## [Görev listesi]
[A] Nüfus politikaları üzerine yazıdan, "Aileyi kutsallaştıran bu" sözcüklerini içeren yerle açılıp "geldiği durum ortadayken!" ile kapanan bölümü harfi harfine yazın.
[B] Nüfus politikaları üzerine yazıya göre Cumhurbaşkanı 2026-2035 yıllarını ne ilan etmiştir?

## [Metin alıntısı]

Bakarsınız yarın öbür gün evlere “çocuk yaptırma timleri” baskın düzenler, evli çiftlerin kapısını çalıp, “Siz hâlâ bir taneyle mi yetiniyorsunuz? Hadi bakalım, sıradaki gelsin” diyebilirler. Bir çocuk varsa, ikinci için not, üçüncü için kırmızı kurdele, dördüncü için devlet madalyası gelir belki. Gülmeyin, distopik gelmesin dizisi var: Damızlık Kızın Öyküsü. Henüz izlemediyseniz şimdiden başlayın, sert gelebilir, hazırlıklı olun.

Neyse, konumuza dönelim…

Doğurganlık oranlarının düşmesini “felaket” olarak niteleyen Cumhurbaşkanı, 2026-2035 yıllarını “Aile ve Nüfus On Yılı” ilan etti. Emine Erdoğan ise evlenme yaşını ileri atan “bahaneleri” hedefe koydu, doğum sayısındaki gerilemeye karşı savaş ilan etti.

Aileyi kutsallaştıran bu söylem, bireylerin kişisel tercihlerine karışmakla kalmıyor ekonomik gerçekleri, toplumsal cinsiyet eşitsizliğini ve devlet politikalarının etkilerini paranteze alıyor.

Gençlerin neden evlenmediğini, neden çocuk yapmadığını sormak yerine, onları neden "çocuk yapmadıkları için" suçlamayı tercih ediyorlar. Asgari ücretin geldiği durum ortadayken!

Gerçek şu ki gençler modernlikten değil, belirsizlikten kaçıyor. Borçla, güvencesizlikle, baskıyla örülü bir yaşamda kim neden yeni bir hayat getirmek istesin ki?

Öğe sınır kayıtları
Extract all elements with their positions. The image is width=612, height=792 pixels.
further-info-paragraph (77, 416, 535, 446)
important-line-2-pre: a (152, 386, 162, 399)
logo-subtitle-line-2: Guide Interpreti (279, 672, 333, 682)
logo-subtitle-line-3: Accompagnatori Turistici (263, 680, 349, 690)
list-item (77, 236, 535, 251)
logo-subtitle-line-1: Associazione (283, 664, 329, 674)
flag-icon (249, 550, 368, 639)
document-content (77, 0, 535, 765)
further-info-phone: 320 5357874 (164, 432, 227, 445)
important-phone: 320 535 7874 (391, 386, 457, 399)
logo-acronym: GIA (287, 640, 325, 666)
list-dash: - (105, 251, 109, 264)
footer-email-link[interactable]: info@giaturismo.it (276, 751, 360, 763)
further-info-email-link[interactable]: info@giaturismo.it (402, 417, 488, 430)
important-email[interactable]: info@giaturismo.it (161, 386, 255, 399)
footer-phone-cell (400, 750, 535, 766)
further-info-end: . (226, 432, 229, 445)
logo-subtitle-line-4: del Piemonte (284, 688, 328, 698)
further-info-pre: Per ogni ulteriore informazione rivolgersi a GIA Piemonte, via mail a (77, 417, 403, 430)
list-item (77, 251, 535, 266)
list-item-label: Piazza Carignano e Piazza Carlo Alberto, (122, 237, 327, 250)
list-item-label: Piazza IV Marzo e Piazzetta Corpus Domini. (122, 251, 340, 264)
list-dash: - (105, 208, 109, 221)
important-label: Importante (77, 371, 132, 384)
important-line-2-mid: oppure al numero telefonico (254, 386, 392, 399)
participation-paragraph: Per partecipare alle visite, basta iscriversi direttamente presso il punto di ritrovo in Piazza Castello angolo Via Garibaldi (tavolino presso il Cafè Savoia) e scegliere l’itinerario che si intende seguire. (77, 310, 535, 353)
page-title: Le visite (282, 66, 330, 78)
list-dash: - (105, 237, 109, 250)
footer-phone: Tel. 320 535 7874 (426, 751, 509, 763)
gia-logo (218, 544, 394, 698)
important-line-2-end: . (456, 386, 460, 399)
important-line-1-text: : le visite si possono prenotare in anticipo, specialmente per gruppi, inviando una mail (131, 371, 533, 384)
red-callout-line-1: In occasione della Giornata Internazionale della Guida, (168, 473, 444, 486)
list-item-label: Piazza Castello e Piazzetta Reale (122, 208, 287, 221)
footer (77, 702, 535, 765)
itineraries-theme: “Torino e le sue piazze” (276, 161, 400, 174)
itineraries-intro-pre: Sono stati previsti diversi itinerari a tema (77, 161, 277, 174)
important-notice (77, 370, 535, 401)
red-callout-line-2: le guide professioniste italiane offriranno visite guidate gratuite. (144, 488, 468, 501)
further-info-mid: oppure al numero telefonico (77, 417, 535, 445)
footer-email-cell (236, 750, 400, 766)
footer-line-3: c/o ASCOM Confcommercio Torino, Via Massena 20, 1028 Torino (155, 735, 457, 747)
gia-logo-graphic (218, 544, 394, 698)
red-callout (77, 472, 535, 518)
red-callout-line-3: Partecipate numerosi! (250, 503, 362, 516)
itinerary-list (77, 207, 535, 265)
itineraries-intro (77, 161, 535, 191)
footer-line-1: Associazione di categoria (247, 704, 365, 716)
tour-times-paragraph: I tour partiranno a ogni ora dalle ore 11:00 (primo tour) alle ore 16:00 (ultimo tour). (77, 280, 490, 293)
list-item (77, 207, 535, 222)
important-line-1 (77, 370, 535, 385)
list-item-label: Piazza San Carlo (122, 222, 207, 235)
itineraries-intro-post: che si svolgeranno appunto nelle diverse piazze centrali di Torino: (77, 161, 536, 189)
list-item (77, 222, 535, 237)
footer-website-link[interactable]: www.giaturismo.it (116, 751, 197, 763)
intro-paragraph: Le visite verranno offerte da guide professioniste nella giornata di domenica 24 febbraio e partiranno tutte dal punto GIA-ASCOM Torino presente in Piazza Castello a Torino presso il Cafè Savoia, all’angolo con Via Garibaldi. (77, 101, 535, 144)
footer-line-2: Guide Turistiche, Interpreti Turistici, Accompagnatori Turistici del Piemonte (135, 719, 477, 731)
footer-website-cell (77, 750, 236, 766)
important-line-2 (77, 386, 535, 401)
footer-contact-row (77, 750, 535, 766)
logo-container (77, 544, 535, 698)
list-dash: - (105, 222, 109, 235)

## [Görev yanıtları]
[A]
Aileyi kutsallaştıran bu söylem, bireylerin kişisel tercihlerine karışmakla kalmıyor ekonomik gerçekleri, toplumsal cinsiyet eşitsizliğini ve devlet politikalarının etkilerini paranteze alıyor.

Gençlerin neden evlenmediğini, neden çocuk yapmadığını sormak yerine, onları neden "çocuk yapmadıkları için" suçlamayı tercih ediyorlar. Asgari ücretin geldiği durum ortadayken!

[B] "Aile ve Nüfus On Yılı" ilan etmiştir.